══ Input for this task ══
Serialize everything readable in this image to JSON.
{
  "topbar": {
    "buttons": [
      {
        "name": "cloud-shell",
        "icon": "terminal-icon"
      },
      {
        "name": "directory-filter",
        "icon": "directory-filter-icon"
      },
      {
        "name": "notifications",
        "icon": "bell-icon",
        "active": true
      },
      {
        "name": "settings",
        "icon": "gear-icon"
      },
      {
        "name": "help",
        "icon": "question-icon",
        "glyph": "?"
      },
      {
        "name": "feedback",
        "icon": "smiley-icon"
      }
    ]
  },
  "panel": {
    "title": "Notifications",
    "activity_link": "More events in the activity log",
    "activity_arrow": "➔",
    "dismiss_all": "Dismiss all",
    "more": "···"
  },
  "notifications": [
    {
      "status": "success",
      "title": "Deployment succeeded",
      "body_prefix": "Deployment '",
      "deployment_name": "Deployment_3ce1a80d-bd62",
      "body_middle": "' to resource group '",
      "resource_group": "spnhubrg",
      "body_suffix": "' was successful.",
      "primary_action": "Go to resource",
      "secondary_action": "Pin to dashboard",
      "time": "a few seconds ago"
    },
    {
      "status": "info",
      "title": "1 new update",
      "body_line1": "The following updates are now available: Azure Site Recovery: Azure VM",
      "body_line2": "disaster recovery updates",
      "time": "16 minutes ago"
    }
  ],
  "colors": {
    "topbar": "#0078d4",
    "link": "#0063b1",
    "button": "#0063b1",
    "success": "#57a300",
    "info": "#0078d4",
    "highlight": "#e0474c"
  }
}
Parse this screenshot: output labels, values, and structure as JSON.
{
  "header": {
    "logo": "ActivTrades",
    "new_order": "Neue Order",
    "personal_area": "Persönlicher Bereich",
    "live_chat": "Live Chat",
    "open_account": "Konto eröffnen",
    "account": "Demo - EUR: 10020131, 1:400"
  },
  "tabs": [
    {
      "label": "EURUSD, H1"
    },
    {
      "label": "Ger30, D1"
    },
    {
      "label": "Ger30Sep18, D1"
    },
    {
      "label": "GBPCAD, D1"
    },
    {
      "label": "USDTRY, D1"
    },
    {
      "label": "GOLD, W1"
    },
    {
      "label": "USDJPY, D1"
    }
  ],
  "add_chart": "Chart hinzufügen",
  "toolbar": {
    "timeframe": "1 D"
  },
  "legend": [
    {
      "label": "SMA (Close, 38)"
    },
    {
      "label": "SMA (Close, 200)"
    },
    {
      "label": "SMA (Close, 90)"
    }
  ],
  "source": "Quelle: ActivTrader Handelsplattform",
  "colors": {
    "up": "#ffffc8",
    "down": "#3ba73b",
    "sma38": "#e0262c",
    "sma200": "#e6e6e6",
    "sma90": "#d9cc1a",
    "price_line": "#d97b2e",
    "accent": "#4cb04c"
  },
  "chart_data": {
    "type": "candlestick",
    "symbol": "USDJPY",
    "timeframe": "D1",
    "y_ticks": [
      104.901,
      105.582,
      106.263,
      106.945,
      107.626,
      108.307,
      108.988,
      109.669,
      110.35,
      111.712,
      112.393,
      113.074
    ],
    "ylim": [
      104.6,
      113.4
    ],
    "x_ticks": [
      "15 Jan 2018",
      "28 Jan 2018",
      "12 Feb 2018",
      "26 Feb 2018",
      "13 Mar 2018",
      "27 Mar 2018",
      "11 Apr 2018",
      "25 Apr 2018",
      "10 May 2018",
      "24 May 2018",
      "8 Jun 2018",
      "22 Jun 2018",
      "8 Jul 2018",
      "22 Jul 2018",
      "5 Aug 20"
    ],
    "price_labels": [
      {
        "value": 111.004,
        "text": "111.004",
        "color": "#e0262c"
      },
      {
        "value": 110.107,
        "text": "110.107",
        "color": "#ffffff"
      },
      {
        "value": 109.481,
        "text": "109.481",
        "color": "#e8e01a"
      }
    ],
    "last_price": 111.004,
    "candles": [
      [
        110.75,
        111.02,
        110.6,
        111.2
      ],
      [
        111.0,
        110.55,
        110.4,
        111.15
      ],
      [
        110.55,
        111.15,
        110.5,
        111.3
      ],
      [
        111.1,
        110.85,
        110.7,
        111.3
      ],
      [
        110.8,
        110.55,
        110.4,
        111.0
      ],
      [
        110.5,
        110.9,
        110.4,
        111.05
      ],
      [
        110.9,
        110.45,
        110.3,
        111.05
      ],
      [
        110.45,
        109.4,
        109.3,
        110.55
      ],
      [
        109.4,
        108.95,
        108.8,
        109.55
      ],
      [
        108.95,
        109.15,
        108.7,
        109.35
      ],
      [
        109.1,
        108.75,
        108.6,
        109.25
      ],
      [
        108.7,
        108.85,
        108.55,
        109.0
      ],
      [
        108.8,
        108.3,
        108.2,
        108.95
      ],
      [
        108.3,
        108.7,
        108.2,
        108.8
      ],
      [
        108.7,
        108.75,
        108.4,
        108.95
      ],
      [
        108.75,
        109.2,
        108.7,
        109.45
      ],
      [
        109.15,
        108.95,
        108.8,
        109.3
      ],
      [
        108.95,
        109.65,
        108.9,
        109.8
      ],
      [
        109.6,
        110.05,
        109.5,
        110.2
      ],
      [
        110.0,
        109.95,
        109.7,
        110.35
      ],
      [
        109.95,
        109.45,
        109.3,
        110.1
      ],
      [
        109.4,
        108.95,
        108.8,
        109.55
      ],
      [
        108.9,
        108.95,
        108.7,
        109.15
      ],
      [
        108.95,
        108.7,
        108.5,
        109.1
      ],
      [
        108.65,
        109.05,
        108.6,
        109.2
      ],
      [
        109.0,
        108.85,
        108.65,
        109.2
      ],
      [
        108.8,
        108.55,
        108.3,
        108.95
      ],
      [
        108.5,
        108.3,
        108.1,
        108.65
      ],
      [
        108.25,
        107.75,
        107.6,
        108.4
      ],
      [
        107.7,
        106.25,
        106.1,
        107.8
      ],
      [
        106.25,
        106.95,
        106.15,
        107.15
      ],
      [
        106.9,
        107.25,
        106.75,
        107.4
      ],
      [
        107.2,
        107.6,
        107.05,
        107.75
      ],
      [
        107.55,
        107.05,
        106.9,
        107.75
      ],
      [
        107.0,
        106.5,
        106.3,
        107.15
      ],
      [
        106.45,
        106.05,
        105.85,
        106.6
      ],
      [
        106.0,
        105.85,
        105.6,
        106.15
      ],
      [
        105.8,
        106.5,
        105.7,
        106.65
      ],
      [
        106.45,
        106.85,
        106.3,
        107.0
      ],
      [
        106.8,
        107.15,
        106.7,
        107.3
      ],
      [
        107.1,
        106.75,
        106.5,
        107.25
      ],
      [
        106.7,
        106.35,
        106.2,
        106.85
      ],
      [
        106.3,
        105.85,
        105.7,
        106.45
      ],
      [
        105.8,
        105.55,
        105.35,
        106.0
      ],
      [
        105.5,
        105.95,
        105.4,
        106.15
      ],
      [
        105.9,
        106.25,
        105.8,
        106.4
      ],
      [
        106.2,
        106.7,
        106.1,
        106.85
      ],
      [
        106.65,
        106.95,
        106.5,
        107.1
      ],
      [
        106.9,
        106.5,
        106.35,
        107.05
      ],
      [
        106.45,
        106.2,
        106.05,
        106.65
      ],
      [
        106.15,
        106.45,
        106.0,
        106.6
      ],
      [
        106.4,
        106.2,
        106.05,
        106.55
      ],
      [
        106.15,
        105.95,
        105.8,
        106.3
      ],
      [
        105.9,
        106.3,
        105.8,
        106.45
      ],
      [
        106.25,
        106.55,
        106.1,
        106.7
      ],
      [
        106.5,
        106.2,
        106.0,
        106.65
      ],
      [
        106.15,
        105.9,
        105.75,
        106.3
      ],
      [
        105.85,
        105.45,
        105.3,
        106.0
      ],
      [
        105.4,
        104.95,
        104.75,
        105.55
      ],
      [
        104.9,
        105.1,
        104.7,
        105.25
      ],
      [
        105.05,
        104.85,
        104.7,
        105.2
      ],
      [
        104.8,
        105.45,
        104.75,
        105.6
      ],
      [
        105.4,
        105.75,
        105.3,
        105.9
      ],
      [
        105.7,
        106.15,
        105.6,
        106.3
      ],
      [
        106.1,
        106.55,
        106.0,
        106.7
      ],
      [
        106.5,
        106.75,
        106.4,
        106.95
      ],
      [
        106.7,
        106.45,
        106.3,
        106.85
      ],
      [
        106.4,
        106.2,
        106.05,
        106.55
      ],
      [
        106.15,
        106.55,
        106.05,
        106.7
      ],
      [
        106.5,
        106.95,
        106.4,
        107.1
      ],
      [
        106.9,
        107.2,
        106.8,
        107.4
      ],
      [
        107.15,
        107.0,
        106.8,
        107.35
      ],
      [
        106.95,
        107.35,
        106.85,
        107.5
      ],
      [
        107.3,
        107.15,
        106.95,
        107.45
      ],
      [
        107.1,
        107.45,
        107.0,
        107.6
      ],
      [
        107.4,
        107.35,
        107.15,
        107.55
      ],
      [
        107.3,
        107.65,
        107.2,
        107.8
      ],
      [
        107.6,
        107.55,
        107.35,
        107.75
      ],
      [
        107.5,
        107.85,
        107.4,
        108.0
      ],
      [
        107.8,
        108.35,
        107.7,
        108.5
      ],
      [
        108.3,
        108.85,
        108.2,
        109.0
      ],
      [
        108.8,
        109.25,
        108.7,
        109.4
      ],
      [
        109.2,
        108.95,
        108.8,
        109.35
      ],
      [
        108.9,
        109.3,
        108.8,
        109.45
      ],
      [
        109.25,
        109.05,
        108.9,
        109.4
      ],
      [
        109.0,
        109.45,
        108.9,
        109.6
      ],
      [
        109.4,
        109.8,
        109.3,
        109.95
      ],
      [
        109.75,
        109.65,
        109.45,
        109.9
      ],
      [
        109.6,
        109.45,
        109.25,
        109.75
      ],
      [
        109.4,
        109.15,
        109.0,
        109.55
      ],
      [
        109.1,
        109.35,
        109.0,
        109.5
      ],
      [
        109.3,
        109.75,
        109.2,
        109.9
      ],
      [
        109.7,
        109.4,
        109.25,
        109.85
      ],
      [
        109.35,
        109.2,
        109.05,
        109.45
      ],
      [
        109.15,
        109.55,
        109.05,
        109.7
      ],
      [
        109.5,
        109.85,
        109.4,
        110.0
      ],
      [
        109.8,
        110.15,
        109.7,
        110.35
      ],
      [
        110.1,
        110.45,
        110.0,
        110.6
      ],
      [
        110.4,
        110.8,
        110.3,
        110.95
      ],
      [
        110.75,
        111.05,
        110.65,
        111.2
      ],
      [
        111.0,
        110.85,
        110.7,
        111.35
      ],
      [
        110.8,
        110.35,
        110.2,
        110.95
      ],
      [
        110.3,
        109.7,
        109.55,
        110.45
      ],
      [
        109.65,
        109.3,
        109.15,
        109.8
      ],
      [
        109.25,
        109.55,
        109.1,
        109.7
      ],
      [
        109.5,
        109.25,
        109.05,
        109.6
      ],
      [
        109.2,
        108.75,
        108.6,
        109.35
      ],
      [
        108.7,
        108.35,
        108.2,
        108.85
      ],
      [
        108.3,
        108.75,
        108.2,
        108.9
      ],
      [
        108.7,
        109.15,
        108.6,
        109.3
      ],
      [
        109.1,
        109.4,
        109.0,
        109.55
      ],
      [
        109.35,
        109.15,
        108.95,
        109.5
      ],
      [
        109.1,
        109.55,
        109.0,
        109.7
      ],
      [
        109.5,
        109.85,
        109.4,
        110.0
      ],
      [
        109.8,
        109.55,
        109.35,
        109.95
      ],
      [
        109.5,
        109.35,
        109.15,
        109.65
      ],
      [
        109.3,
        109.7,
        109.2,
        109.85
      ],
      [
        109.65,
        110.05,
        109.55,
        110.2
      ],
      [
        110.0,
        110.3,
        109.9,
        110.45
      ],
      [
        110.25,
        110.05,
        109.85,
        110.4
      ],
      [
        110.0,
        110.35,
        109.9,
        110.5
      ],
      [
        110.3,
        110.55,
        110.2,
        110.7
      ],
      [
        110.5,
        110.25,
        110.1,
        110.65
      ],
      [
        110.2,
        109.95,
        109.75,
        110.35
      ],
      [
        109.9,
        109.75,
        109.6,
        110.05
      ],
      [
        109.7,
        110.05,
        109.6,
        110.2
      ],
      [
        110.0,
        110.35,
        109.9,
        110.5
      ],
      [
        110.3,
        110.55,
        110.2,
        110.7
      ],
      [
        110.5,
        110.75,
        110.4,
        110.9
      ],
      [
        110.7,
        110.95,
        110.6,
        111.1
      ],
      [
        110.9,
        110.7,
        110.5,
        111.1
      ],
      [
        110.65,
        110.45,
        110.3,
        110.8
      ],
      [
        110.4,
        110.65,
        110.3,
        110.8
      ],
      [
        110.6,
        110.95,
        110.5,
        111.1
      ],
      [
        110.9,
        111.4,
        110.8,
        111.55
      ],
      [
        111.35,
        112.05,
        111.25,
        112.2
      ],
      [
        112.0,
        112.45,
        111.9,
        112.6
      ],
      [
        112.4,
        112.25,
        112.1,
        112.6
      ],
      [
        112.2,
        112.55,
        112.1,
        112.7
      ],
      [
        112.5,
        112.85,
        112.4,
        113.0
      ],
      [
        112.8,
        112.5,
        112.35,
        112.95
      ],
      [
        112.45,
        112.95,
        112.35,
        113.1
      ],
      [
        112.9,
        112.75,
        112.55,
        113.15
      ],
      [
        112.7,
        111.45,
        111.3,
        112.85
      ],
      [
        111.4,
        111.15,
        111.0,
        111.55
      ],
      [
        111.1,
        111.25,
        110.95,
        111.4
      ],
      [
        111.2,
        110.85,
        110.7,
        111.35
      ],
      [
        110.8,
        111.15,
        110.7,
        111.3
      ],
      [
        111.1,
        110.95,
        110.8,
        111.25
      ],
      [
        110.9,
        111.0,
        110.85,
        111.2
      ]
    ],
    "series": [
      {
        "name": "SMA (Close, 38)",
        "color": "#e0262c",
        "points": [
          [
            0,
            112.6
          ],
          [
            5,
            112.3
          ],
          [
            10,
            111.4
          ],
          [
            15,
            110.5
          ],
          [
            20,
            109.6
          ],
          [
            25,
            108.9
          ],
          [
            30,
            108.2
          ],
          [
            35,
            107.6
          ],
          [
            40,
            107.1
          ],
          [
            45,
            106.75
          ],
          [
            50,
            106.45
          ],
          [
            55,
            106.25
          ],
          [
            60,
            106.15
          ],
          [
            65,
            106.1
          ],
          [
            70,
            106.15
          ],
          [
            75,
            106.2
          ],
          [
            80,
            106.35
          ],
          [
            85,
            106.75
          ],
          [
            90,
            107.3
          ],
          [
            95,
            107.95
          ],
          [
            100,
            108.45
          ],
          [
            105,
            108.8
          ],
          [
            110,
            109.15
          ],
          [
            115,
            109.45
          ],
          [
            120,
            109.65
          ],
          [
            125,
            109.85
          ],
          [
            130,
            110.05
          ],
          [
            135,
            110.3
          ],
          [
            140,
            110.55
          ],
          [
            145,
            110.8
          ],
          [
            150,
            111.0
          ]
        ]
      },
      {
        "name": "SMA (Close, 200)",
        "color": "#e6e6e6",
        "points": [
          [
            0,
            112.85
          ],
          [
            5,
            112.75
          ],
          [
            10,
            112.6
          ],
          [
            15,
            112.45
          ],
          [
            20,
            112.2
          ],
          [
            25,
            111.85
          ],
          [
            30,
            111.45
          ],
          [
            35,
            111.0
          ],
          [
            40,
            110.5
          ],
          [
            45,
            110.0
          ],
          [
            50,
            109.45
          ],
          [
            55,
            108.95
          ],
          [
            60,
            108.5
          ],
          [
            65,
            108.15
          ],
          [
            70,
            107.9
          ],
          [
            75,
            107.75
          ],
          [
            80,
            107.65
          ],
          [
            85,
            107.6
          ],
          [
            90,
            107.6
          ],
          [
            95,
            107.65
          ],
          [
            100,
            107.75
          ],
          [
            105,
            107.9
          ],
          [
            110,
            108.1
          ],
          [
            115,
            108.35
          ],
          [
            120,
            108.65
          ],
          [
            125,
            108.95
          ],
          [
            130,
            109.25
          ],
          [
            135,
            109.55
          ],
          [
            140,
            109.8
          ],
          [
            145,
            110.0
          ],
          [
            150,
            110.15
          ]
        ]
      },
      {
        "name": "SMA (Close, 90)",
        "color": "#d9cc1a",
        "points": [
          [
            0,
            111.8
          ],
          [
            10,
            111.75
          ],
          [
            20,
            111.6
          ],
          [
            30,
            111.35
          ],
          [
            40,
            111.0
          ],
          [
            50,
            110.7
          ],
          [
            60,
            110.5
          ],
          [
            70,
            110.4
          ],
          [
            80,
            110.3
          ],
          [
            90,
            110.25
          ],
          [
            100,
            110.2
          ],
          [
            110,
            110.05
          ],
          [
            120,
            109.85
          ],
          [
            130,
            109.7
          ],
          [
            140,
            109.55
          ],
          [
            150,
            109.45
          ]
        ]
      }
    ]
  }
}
═══
■ What to produce ■
Look through the data and gather every line with the string "Close" in it.

■ Right answer ■
      "label": "SMA (Close, 38)"
      "label": "SMA (Close, 200)"
      "label": "SMA (Close, 90)"
        "name": "SMA (Close, 38)",
        "name": "SMA (Close, 200)",
        "name": "SMA (Close, 90)",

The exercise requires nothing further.